■ Исходный текст ■
---
Меня раздосадовали две молодые сестры, с которыми я работала сегодня. Та, к которой я была прикреплена, просто наслаждалась ролью «деда». Вначале, несколько смен назад, мы чудесно подружились, и она очень весело предупредила о том, что первое время на меня все будут орать, шикать, цикать и доводить до слёз. Спустя некоторое время, она уже со знанием дела, как будто по-другому быть не может, начала меня «строить» и где надо, и где можно было бы промолчать, прямо таки наслаждаясь из-под тишка. Я молчу. При всей своей вредности, по временам они помогают и учат. Они тоже это понимают и местами пользуются. Я понимаю, что они понимают, но ничего сделать не могу.
---
■ Что сделать ■
- 1) Перепишите фрагмент исходного текста от «Меня раздосадовали две» до «сделать не могу.», заменив «смен» на «дежурств».
- 2) Какой ролью, согласно исходному тексту, наслаждалась сестра, к которой прикрепили автора записи?

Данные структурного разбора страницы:
---
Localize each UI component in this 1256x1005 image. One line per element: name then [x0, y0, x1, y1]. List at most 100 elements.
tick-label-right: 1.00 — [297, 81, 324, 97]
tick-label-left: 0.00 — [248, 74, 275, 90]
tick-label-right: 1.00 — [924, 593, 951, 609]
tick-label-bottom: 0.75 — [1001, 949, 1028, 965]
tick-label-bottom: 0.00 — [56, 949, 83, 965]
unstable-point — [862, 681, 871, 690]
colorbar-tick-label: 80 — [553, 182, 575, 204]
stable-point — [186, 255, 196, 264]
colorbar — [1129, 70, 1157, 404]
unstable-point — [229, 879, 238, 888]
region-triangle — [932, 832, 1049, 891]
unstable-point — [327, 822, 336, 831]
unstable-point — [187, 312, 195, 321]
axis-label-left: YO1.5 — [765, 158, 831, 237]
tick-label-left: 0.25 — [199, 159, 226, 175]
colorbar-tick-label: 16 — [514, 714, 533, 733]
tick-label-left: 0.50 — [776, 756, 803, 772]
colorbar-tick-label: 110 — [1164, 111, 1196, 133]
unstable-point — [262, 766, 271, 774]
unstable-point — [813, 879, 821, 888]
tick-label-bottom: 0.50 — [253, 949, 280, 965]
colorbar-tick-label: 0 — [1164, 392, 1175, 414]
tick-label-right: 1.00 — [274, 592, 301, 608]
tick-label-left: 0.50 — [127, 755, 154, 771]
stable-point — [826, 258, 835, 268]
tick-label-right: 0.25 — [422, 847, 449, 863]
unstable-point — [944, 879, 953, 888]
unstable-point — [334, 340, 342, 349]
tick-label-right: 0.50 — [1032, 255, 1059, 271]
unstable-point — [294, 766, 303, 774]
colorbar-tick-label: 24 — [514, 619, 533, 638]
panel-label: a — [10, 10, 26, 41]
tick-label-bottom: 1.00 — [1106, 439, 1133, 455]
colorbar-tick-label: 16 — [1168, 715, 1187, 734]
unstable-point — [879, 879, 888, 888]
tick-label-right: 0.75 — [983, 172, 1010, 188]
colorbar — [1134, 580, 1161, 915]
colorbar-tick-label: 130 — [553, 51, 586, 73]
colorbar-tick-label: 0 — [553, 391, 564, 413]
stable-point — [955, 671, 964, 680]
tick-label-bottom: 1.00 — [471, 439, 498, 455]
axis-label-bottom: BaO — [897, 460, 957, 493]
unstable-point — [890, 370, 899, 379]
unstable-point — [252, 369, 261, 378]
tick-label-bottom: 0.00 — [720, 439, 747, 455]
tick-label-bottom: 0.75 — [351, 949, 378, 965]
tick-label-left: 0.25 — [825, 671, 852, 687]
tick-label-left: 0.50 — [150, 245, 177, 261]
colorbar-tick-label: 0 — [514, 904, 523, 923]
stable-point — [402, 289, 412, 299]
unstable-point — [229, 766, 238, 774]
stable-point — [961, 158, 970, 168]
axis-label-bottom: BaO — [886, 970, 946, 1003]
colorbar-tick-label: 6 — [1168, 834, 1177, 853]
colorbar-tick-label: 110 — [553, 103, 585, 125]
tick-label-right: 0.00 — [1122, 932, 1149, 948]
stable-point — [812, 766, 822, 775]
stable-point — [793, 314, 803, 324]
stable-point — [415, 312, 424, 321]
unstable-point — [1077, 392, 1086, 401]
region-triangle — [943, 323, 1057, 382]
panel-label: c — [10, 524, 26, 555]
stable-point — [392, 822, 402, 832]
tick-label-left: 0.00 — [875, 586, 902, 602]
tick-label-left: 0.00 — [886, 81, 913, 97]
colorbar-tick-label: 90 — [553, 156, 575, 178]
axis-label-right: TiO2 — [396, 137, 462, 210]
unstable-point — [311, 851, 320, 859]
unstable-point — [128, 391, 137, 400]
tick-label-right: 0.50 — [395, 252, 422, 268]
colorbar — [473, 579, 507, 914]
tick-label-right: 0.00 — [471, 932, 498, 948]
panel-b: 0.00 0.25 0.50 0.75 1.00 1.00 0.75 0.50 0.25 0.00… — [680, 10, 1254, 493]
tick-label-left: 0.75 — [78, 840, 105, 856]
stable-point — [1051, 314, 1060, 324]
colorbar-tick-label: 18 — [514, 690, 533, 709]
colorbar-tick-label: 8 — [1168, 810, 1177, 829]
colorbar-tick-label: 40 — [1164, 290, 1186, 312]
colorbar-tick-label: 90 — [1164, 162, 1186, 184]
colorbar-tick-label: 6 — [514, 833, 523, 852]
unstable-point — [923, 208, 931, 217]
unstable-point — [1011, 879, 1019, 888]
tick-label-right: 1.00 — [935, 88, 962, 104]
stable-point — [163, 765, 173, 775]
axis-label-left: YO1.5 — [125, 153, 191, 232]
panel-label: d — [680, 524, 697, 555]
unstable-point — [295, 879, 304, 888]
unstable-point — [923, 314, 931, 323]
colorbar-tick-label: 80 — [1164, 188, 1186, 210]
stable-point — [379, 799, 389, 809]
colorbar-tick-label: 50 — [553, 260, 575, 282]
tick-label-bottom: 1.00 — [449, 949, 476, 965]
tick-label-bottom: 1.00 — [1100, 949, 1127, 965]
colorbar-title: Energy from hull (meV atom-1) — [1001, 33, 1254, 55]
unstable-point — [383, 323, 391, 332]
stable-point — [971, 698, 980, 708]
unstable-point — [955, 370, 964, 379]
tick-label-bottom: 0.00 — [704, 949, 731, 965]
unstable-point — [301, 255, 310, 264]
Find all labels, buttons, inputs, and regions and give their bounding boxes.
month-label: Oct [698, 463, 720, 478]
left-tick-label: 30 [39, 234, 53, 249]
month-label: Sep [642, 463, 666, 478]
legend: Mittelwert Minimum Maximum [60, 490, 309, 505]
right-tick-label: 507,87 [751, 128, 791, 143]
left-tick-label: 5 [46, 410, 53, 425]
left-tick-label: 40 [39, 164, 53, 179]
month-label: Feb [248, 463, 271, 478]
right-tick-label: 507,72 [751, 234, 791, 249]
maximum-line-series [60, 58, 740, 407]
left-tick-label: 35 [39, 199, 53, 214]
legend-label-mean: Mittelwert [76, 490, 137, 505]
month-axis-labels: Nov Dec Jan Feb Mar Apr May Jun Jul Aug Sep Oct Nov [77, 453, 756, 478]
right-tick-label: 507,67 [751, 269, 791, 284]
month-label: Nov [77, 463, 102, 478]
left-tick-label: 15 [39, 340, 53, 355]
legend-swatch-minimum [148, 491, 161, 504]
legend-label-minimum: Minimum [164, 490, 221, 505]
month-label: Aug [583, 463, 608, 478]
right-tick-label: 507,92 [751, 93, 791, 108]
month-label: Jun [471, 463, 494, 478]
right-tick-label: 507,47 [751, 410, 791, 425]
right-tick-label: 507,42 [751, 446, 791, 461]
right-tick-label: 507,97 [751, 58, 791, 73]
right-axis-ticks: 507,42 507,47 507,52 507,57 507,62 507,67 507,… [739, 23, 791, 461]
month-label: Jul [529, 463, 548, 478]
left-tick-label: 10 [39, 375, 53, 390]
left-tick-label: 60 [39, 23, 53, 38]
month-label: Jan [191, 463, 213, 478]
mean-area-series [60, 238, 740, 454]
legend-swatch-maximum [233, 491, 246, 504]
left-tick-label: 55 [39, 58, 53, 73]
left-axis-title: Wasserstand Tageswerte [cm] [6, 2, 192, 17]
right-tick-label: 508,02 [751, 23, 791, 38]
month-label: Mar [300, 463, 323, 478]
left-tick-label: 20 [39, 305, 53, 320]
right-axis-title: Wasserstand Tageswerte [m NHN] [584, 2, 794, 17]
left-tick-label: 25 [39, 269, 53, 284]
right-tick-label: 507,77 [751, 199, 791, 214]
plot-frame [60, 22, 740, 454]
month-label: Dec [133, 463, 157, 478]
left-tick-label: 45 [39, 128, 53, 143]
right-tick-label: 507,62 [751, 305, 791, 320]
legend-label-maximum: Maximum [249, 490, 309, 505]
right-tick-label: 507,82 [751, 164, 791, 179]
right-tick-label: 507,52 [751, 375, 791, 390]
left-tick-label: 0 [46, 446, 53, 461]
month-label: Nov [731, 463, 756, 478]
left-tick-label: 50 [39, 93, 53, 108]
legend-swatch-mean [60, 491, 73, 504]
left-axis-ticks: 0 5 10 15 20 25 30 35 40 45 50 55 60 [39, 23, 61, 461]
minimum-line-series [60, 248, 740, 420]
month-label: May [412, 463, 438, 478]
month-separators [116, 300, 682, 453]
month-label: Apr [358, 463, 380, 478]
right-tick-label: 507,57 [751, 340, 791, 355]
---
■ Список ответов ■
- 1)
Меня раздосадовали две молодые сестры, с которыми я работала сегодня. Та, к которой я была прикреплена, просто наслаждалась ролью «деда». Вначале, несколько дежурств назад, мы чудесно подружились, и она очень весело предупредила о том, что первое время на меня все будут орать, шикать, цикать и доводить до слёз. Спустя некоторое время, она уже со знанием дела, как будто по-другому быть не может, начала меня «строить» и где надо, и где можно было бы промолчать, прямо таки наслаждаясь из-под тишка. Я молчу. При всей своей вредности, по временам они помогают и учат. Они тоже это понимают и местами пользуются. Я понимаю, что они понимают, но ничего сделать не могу.

- 2) Она наслаждалась ролью «деда».